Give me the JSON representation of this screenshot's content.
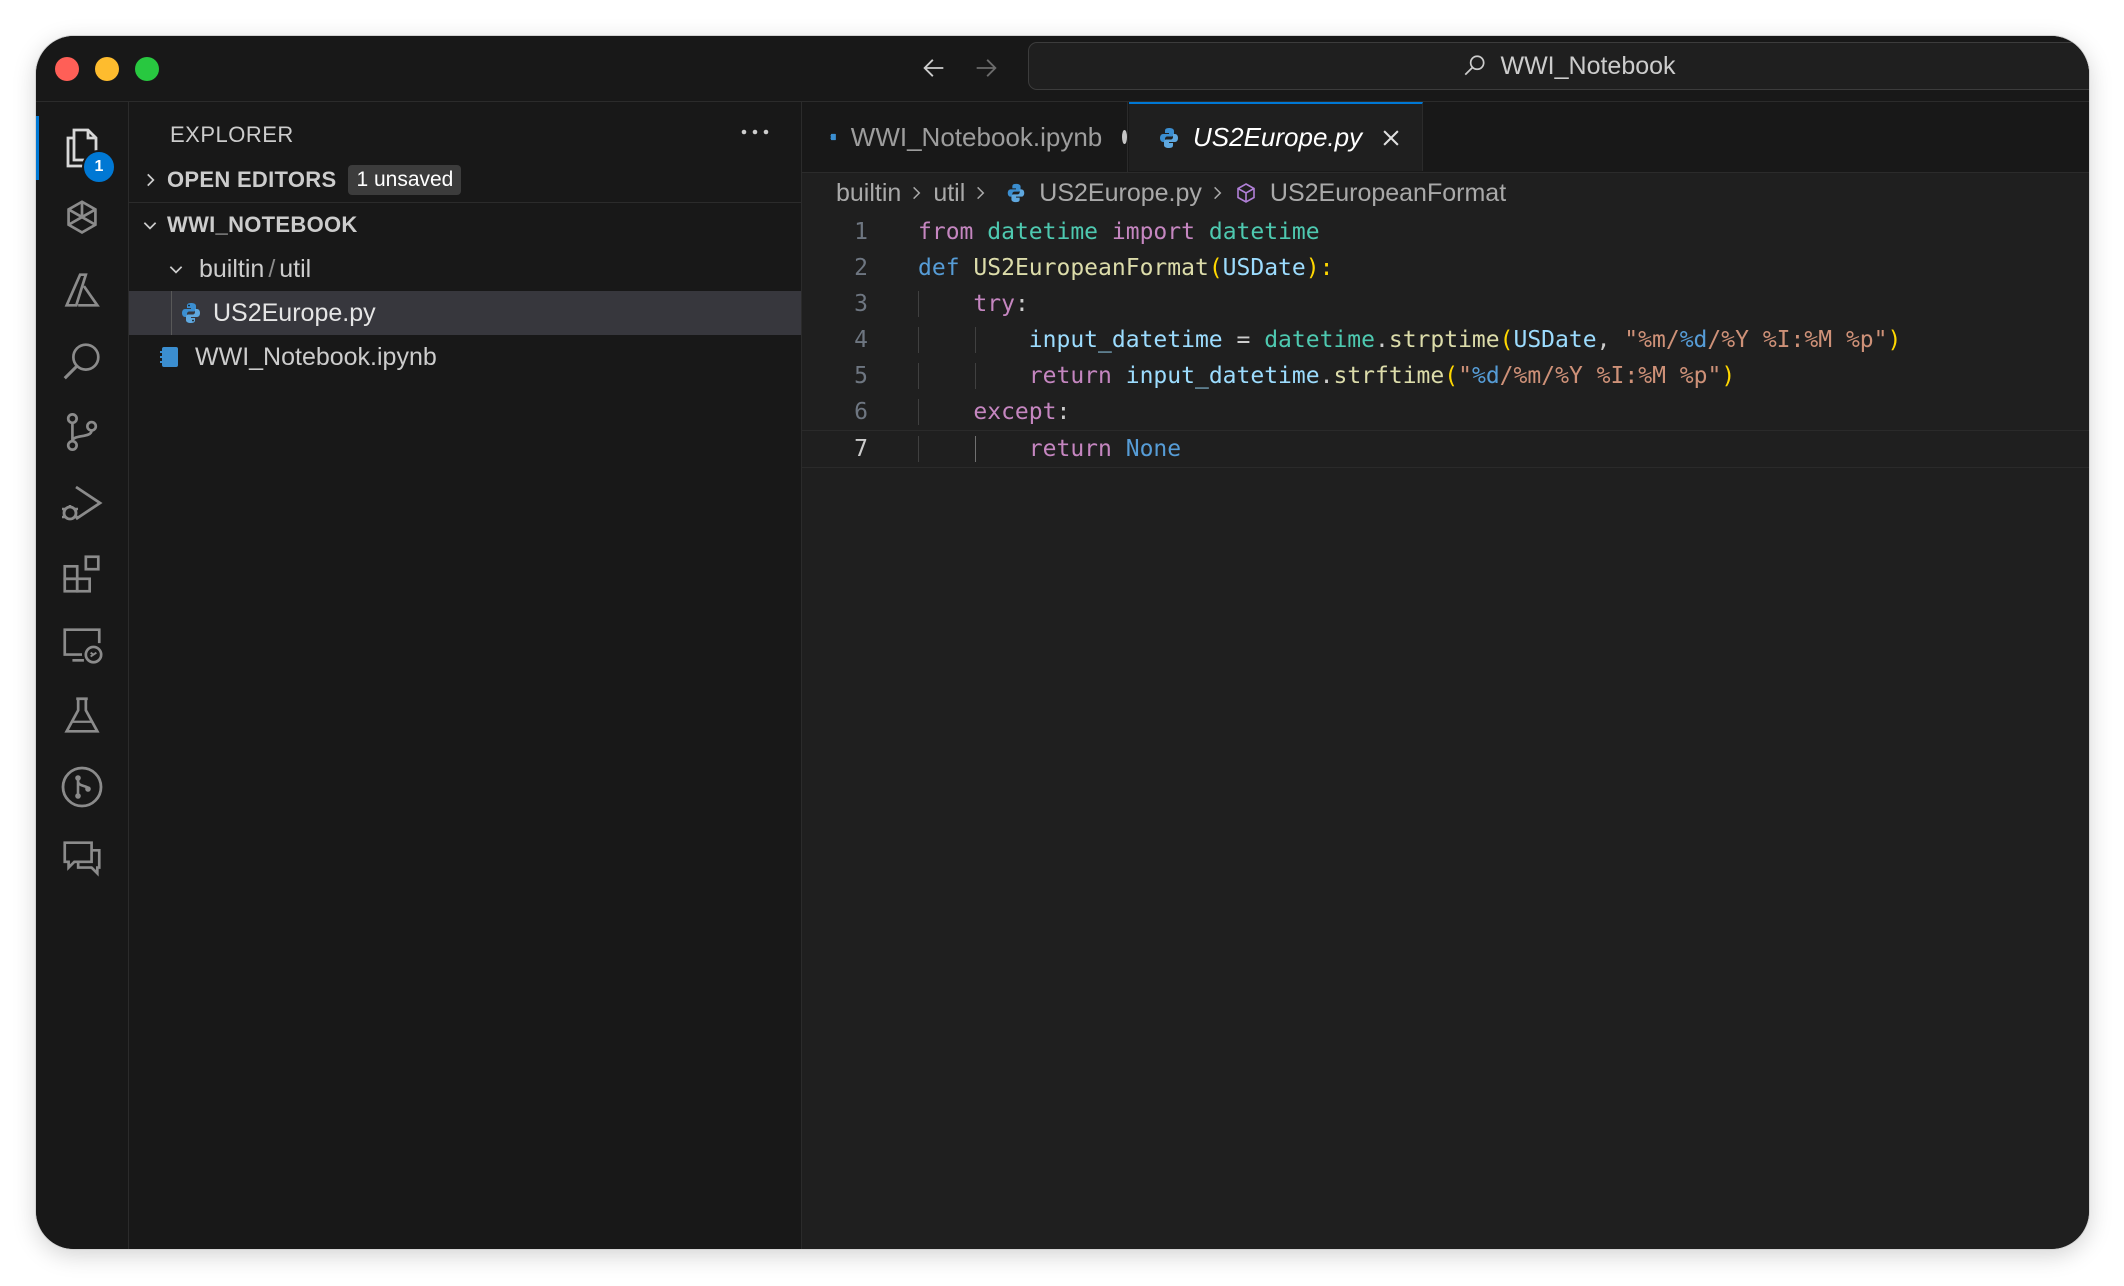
{
  "window": {
    "search_title": "WWI_Notebook"
  },
  "activity_bar": {
    "explorer_badge": "1"
  },
  "sidebar": {
    "header": "EXPLORER",
    "open_editors": {
      "label": "OPEN EDITORS",
      "badge": "1 unsaved"
    },
    "workspace": {
      "label": "WWI_NOTEBOOK"
    },
    "folder": {
      "part1": "builtin",
      "sep": "/",
      "part2": "util"
    },
    "files": [
      {
        "name": "US2Europe.py"
      },
      {
        "name": "WWI_Notebook.ipynb"
      }
    ]
  },
  "tabs": [
    {
      "label": "WWI_Notebook.ipynb"
    },
    {
      "label": "US2Europe.py"
    }
  ],
  "breadcrumbs": [
    "builtin",
    "util",
    "US2Europe.py",
    "US2EuropeanFormat"
  ],
  "code": {
    "line_numbers": [
      "1",
      "2",
      "3",
      "4",
      "5",
      "6",
      "7"
    ],
    "l1": {
      "a": "from",
      "b": "datetime",
      "c": "import",
      "d": "datetime"
    },
    "l2": {
      "a": "def",
      "b": "US2EuropeanFormat",
      "c": "(",
      "d": "USDate",
      "e": "):"
    },
    "l3": {
      "a": "try",
      "b": ":"
    },
    "l4": {
      "a": "input_datetime",
      "b": " = ",
      "c": "datetime",
      "d": ".",
      "e": "strptime",
      "f": "(",
      "g": "USDate",
      "h": ", ",
      "i1": "\"",
      "i2": "%m",
      "i3": "/",
      "i4": "%d",
      "i5": "/",
      "i6": "%Y",
      "i7": " ",
      "i8": "%I",
      "i9": ":",
      "i10": "%M",
      "i11": " ",
      "i12": "%p",
      "i13": "\"",
      "j": ")"
    },
    "l5": {
      "a": "return",
      "b": "input_datetime",
      "c": ".",
      "d": "strftime",
      "e": "(",
      "f1": "\"",
      "f2": "%d",
      "f3": "/",
      "f4": "%m",
      "f5": "/",
      "f6": "%Y",
      "f7": " ",
      "f8": "%I",
      "f9": ":",
      "f10": "%M",
      "f11": " ",
      "f12": "%p",
      "f13": "\"",
      "g": ")"
    },
    "l6": {
      "a": "except",
      "b": ":"
    },
    "l7": {
      "a": "return",
      "b": "None"
    }
  },
  "colors": {
    "accent": "#0078d4",
    "background": "#1f1f1f",
    "sidebar": "#181818"
  }
}
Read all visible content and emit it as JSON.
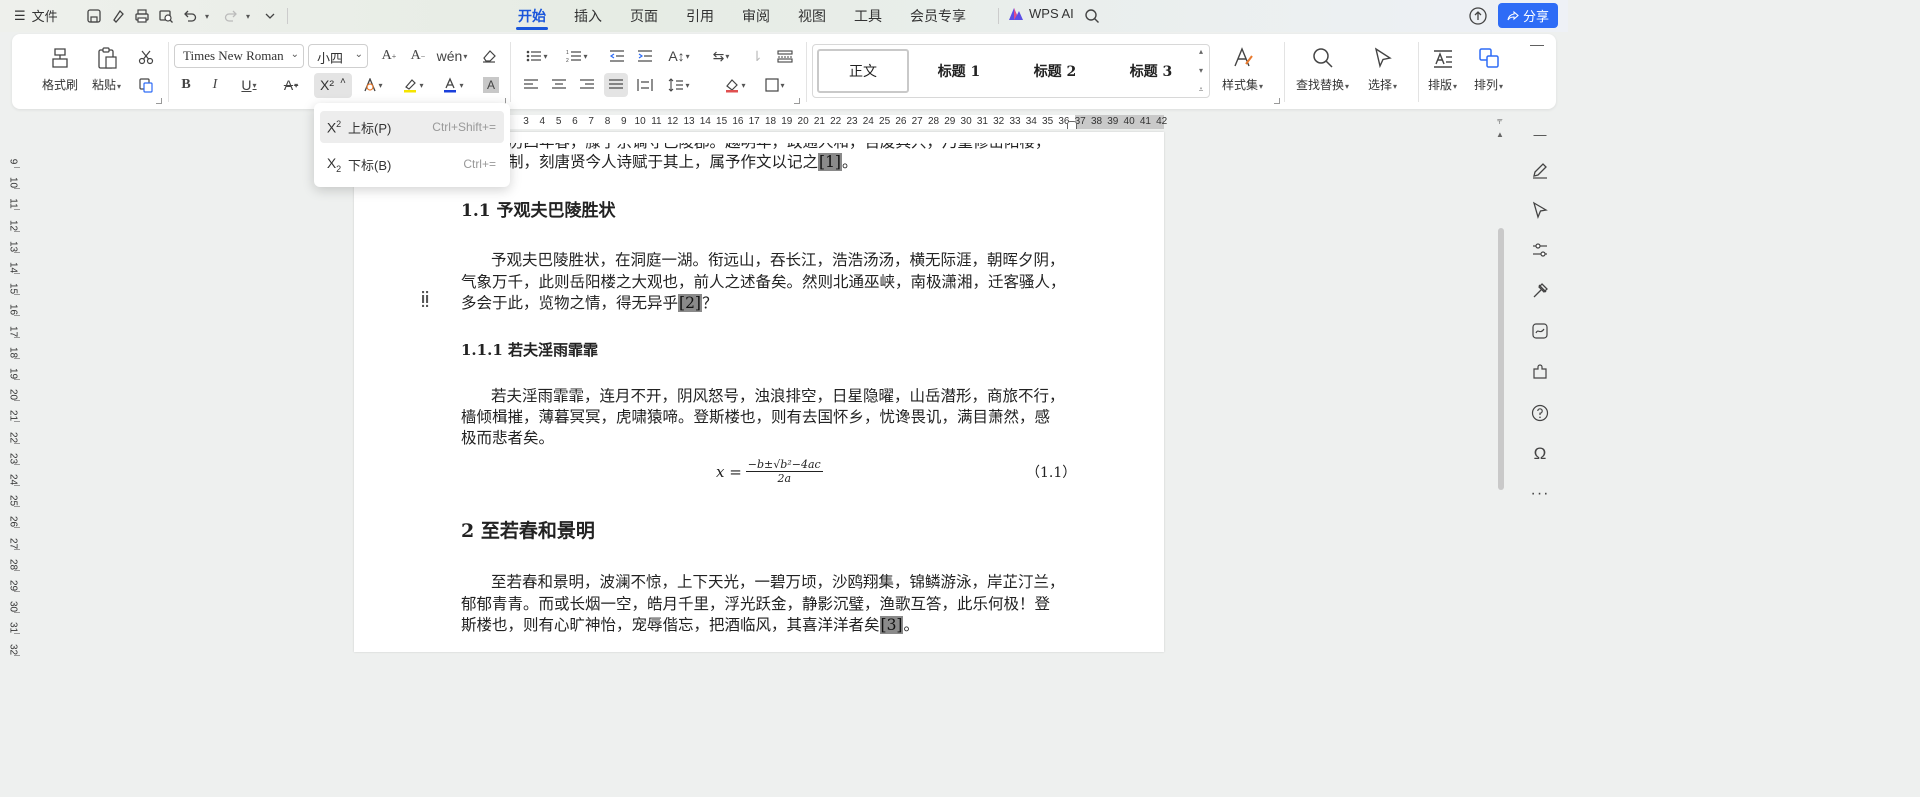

* Goal
Reproduce each entry precisely, dropping only the pictures.

* Task output
Give me the JSON representation of this screenshot's content.
{
  "window": {
    "search_title": "WWI_Notebook"
  },
  "activity_bar": {
    "explorer_badge": "1"
  },
  "sidebar": {
    "header": "EXPLORER",
    "open_editors": {
      "label": "OPEN EDITORS",
      "badge": "1 unsaved"
    },
    "workspace": {
      "label": "WWI_NOTEBOOK"
    },
    "folder": {
      "part1": "builtin",
      "sep": "/",
      "part2": "util"
    },
    "files": [
      {
        "name": "US2Europe.py"
      },
      {
        "name": "WWI_Notebook.ipynb"
      }
    ]
  },
  "tabs": [
    {
      "label": "WWI_Notebook.ipynb"
    },
    {
      "label": "US2Europe.py"
    }
  ],
  "breadcrumbs": [
    "builtin",
    "util",
    "US2Europe.py",
    "US2EuropeanFormat"
  ],
  "code": {
    "line_numbers": [
      "1",
      "2",
      "3",
      "4",
      "5",
      "6",
      "7"
    ],
    "l1": {
      "a": "from",
      "b": "datetime",
      "c": "import",
      "d": "datetime"
    },
    "l2": {
      "a": "def",
      "b": "US2EuropeanFormat",
      "c": "(",
      "d": "USDate",
      "e": "):"
    },
    "l3": {
      "a": "try",
      "b": ":"
    },
    "l4": {
      "a": "input_datetime",
      "b": " = ",
      "c": "datetime",
      "d": ".",
      "e": "strptime",
      "f": "(",
      "g": "USDate",
      "h": ", ",
      "i1": "\"",
      "i2": "%m",
      "i3": "/",
      "i4": "%d",
      "i5": "/",
      "i6": "%Y",
      "i7": " ",
      "i8": "%I",
      "i9": ":",
      "i10": "%M",
      "i11": " ",
      "i12": "%p",
      "i13": "\"",
      "j": ")"
    },
    "l5": {
      "a": "return",
      "b": "input_datetime",
      "c": ".",
      "d": "strftime",
      "e": "(",
      "f1": "\"",
      "f2": "%d",
      "f3": "/",
      "f4": "%m",
      "f5": "/",
      "f6": "%Y",
      "f7": " ",
      "f8": "%I",
      "f9": ":",
      "f10": "%M",
      "f11": " ",
      "f12": "%p",
      "f13": "\"",
      "g": ")"
    },
    "l6": {
      "a": "except",
      "b": ":"
    },
    "l7": {
      "a": "return",
      "b": "None"
    }
  },
  "colors": {
    "accent": "#0078d4",
    "background": "#1f1f1f",
    "sidebar": "#181818"
  }
}
Read all visible content and emit it as JSON.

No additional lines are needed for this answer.